● Listed records
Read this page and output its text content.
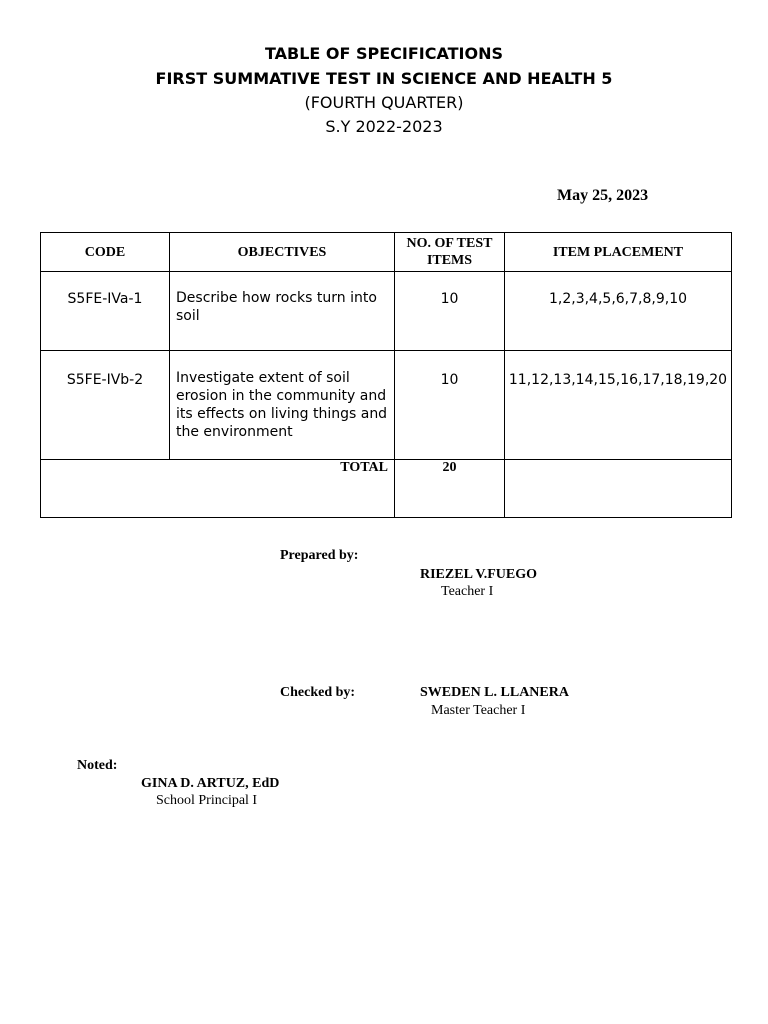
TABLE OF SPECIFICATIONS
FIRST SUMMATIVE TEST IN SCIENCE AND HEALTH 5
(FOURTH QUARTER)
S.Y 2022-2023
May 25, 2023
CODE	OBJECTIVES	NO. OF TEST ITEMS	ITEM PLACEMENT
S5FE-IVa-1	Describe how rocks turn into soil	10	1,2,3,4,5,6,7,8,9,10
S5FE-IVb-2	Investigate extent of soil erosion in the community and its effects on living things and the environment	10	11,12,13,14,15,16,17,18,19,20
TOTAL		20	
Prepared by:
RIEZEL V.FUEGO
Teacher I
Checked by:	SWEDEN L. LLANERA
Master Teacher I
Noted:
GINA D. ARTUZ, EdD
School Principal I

==

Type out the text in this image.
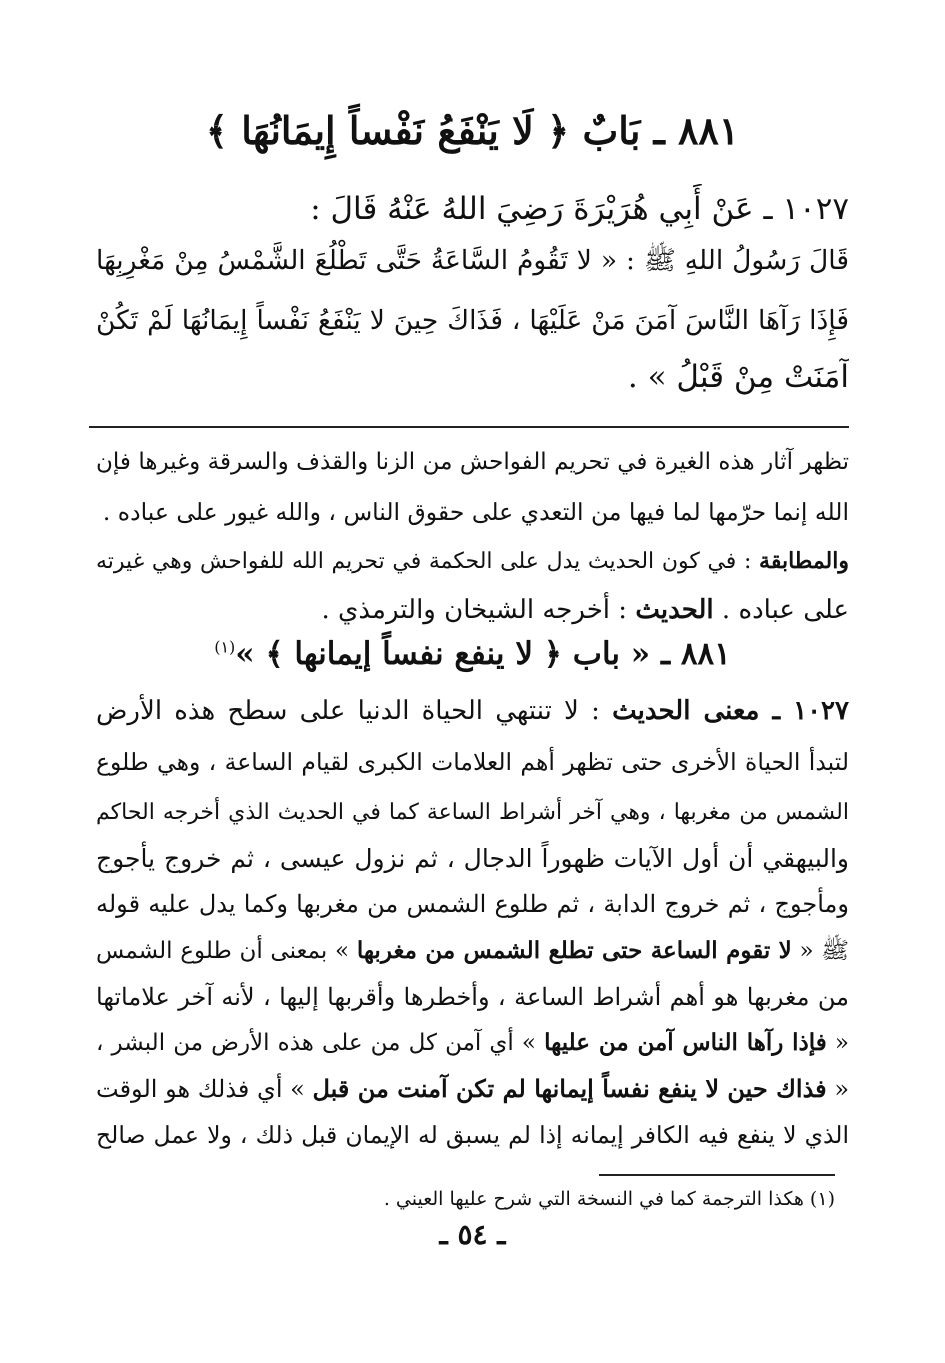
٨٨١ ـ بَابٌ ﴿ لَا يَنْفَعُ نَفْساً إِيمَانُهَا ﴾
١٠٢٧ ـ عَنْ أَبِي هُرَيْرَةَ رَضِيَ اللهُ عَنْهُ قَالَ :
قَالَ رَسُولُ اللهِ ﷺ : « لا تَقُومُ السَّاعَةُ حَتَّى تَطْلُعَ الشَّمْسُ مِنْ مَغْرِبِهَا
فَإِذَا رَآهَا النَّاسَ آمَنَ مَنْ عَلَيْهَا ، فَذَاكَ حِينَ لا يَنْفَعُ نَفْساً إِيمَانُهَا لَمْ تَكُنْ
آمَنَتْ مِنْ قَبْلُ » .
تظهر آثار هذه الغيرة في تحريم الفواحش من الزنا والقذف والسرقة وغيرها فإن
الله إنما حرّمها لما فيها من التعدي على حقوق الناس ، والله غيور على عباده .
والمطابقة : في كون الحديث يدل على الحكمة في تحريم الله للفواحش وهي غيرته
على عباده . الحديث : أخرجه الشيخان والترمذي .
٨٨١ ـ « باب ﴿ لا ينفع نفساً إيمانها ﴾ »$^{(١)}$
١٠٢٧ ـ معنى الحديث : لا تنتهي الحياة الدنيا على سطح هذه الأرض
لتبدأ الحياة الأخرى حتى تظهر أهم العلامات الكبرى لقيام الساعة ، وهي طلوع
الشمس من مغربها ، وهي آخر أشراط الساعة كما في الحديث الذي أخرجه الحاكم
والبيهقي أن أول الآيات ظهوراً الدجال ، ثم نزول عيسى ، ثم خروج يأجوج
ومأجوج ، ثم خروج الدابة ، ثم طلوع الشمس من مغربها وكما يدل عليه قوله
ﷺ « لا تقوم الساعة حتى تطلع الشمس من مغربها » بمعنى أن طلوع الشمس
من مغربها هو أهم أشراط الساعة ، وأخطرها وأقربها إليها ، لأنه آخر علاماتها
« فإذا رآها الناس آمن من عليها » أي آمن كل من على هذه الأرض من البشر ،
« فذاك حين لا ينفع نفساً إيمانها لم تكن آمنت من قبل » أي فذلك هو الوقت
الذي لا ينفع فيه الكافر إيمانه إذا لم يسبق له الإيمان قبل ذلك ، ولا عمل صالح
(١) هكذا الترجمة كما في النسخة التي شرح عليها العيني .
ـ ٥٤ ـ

● Short exercise
Report how many lines in the records above contain the word "الحديث", giving only the number.

● Written response
4